◆ **Task brief**: Look through the data below and work out how many lines contain the string "text". Give the number alone.

◆ **Exercise inputs**:
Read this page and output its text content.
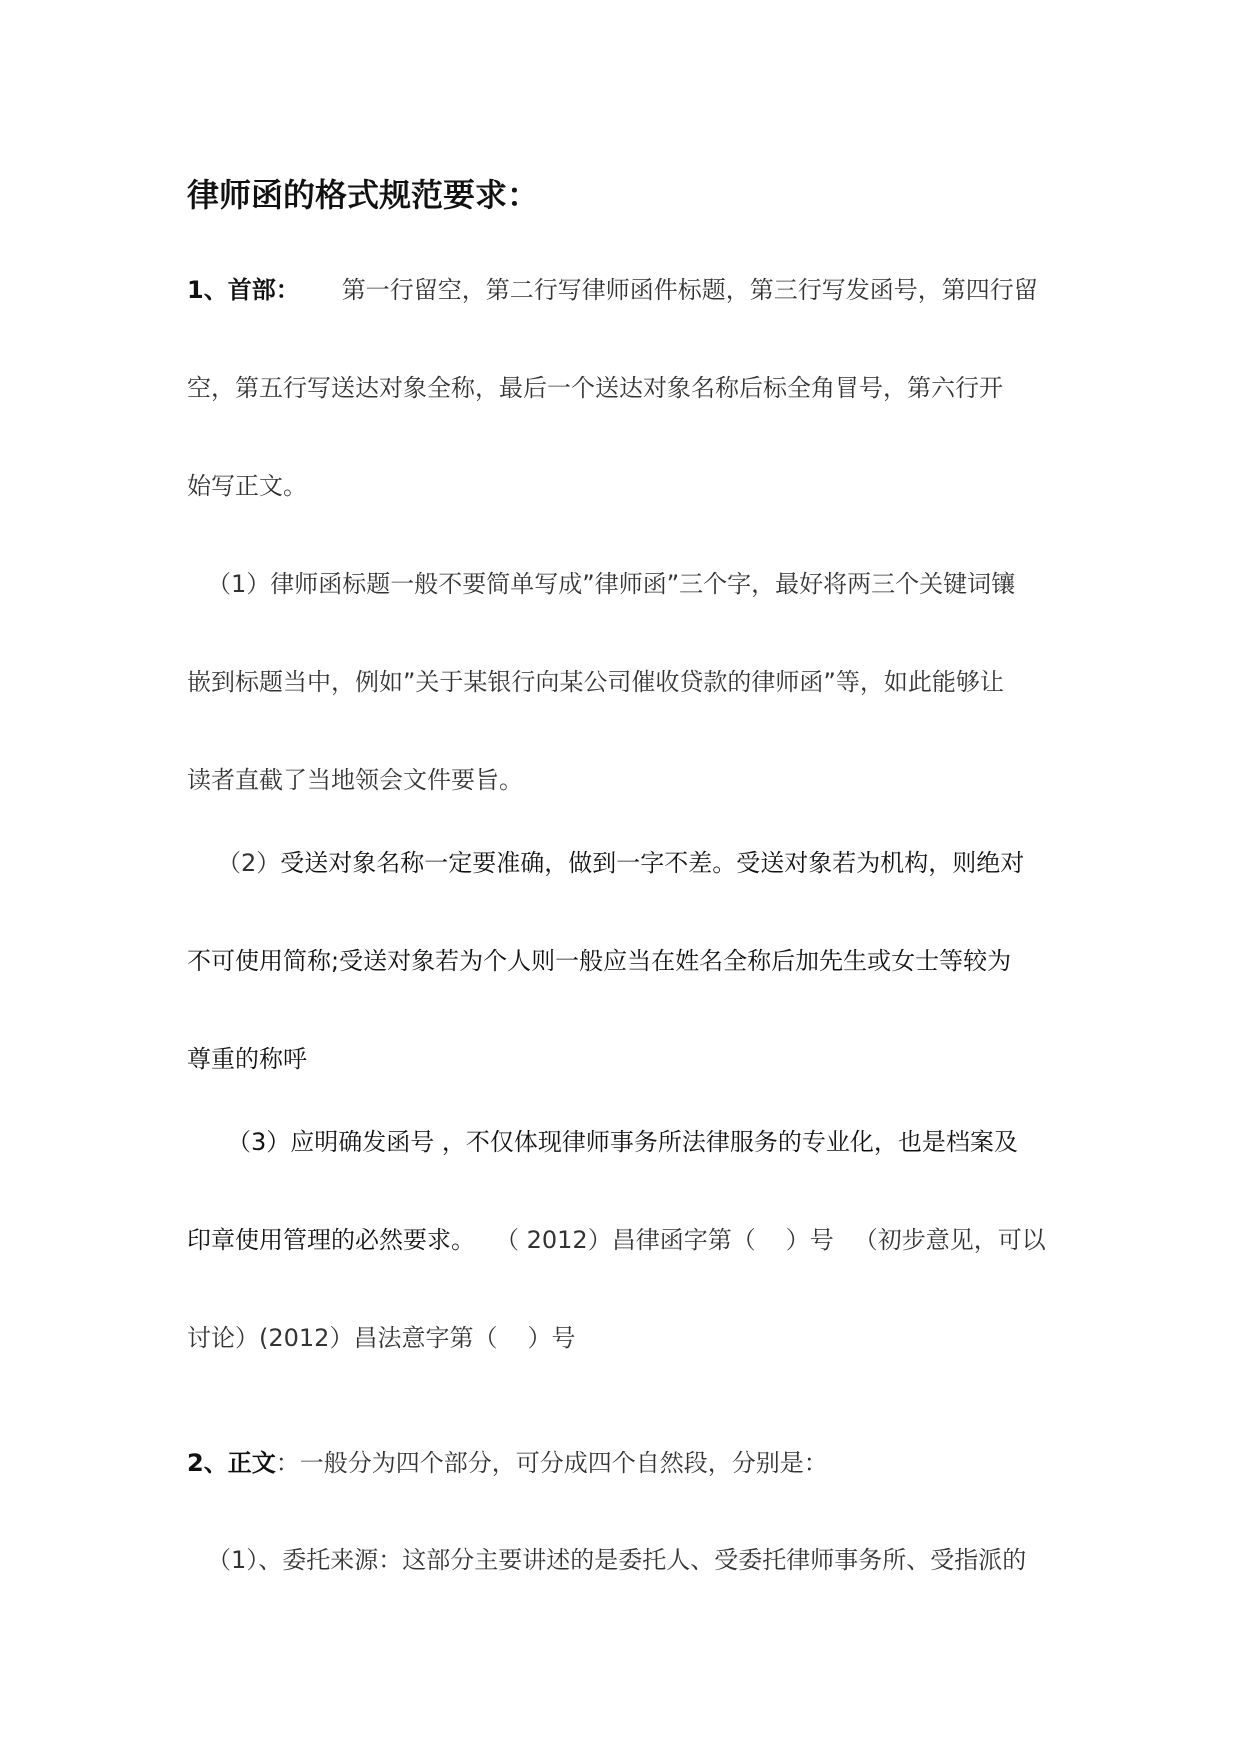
律师函的格式规范要求：
1、首部： 第一行留空，第二行写律师函件标题，第三行写发函号，第四行留
空，第五行写送达对象全称，最后一个送达对象名称后标全角冒号，第六行开
始写正文。
（1）律师函标题一般不要简单写成”律师函”三个字，最好将两三个关键词镶
嵌到标题当中，例如”关于某银行向某公司催收贷款的律师函”等，如此能够让
读者直截了当地领会文件要旨。
（2）受送对象名称一定要准确，做到一字不差。受送对象若为机构，则绝对
不可使用简称;受送对象若为个人则一般应当在姓名全称后加先生或女士等较为
尊重的称呼
（3）应明确发函号 ，不仅体现律师事务所法律服务的专业化，也是档案及
印章使用管理的必然要求。 （ 2012）昌律函字第（ ）号 （初步意见，可以
讨论）(2012）昌法意字第（ ）号
2、正文：一般分为四个部分，可分成四个自然段，分别是：
（1）、委托来源：这部分主要讲述的是委托人、受委托律师事务所、受指派的
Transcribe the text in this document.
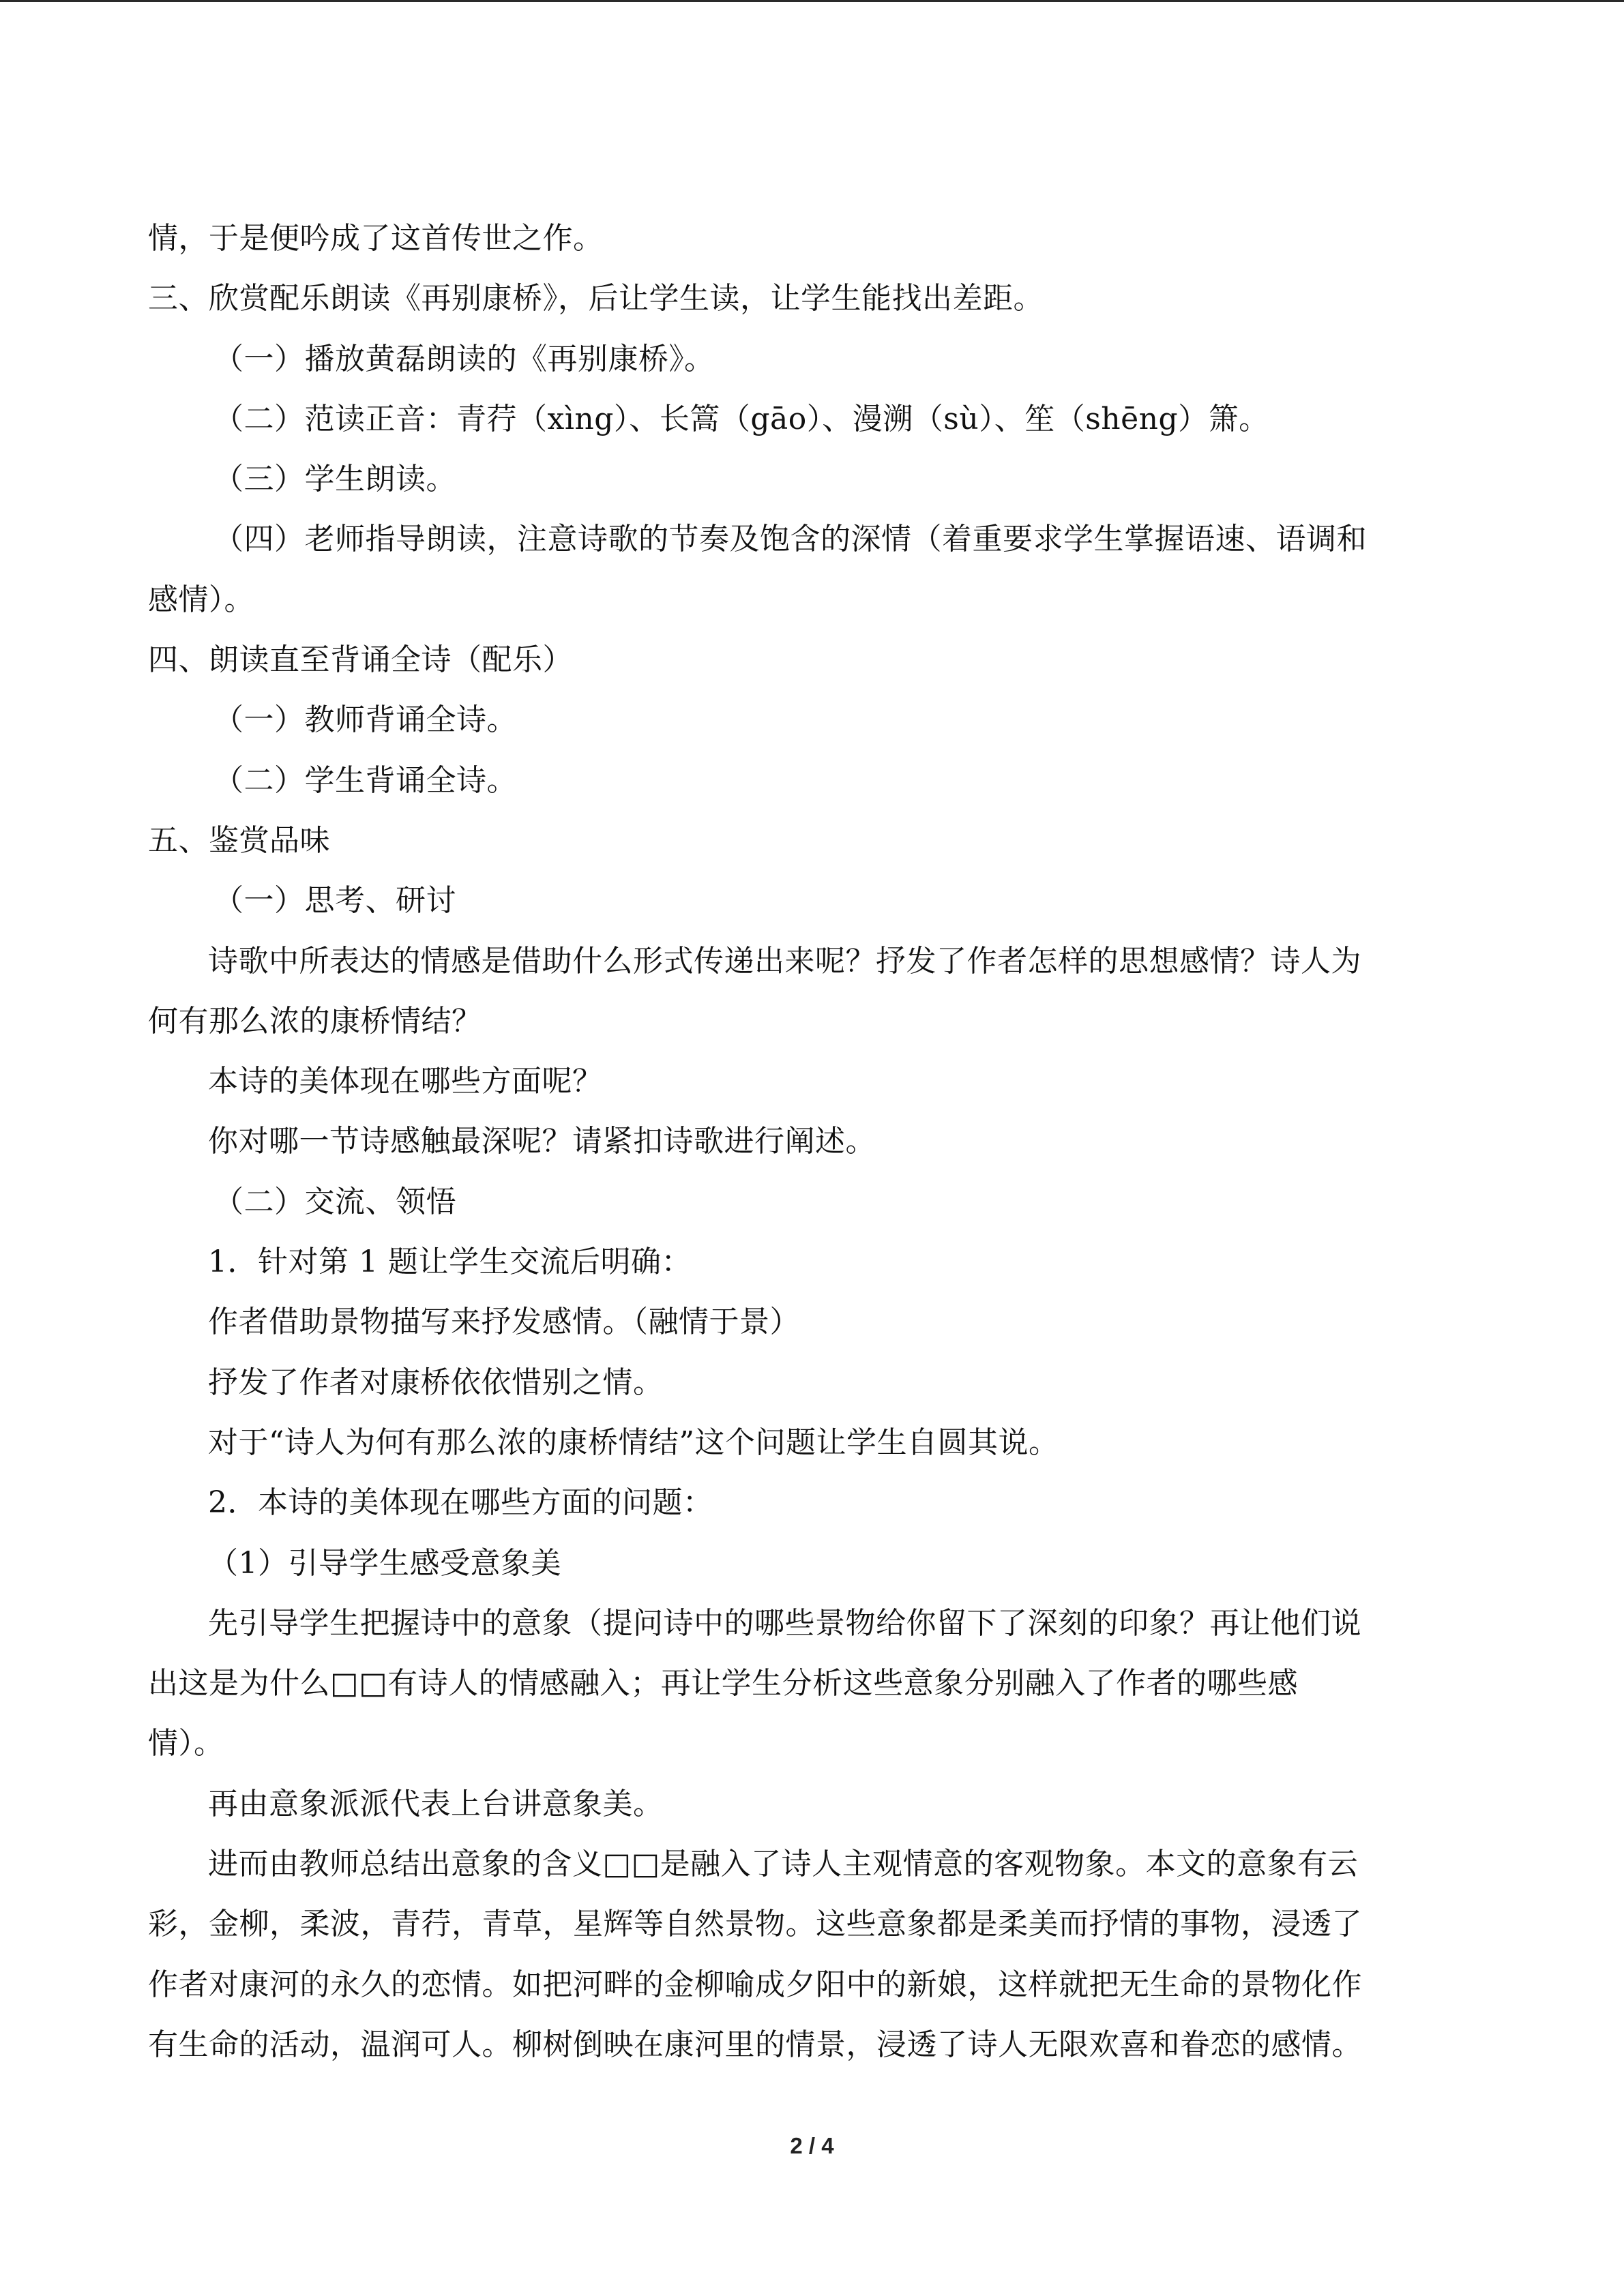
情，于是便吟成了这首传世之作。
三、欣赏配乐朗读《再别康桥》，后让学生读，让学生能找出差距。
（一）播放黄磊朗读的《再别康桥》。
（二）范读正音：青荇（xìng）、长篙（gāo）、漫溯（sù）、笙（shēng）箫。
（三）学生朗读。
（四）老师指导朗读，注意诗歌的节奏及饱含的深情（着重要求学生掌握语速、语调和
感情）。
四、朗读直至背诵全诗（配乐）
（一）教师背诵全诗。
（二）学生背诵全诗。
五、鉴赏品味
（一）思考、研讨
诗歌中所表达的情感是借助什么形式传递出来呢？抒发了作者怎样的思想感情？诗人为
何有那么浓的康桥情结？
本诗的美体现在哪些方面呢？
你对哪一节诗感触最深呢？请紧扣诗歌进行阐述。
（二）交流、领悟
1．针对第 1 题让学生交流后明确：
作者借助景物描写来抒发感情。（融情于景）
抒发了作者对康桥依依惜别之情。
对于“诗人为何有那么浓的康桥情结”这个问题让学生自圆其说。
2．本诗的美体现在哪些方面的问题：
（1）引导学生感受意象美
先引导学生把握诗中的意象（提问诗中的哪些景物给你留下了深刻的印象？再让他们说
出这是为什么□□有诗人的情感融入；再让学生分析这些意象分别融入了作者的哪些感
情）。
再由意象派派代表上台讲意象美。
进而由教师总结出意象的含义□□是融入了诗人主观情意的客观物象。本文的意象有云
彩，金柳，柔波，青荇，青草，星辉等自然景物。这些意象都是柔美而抒情的事物，浸透了
作者对康河的永久的恋情。如把河畔的金柳喻成夕阳中的新娘，这样就把无生命的景物化作
有生命的活动，温润可人。柳树倒映在康河里的情景，浸透了诗人无限欢喜和眷恋的感情。
2 / 4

◆ **Full solution**: 2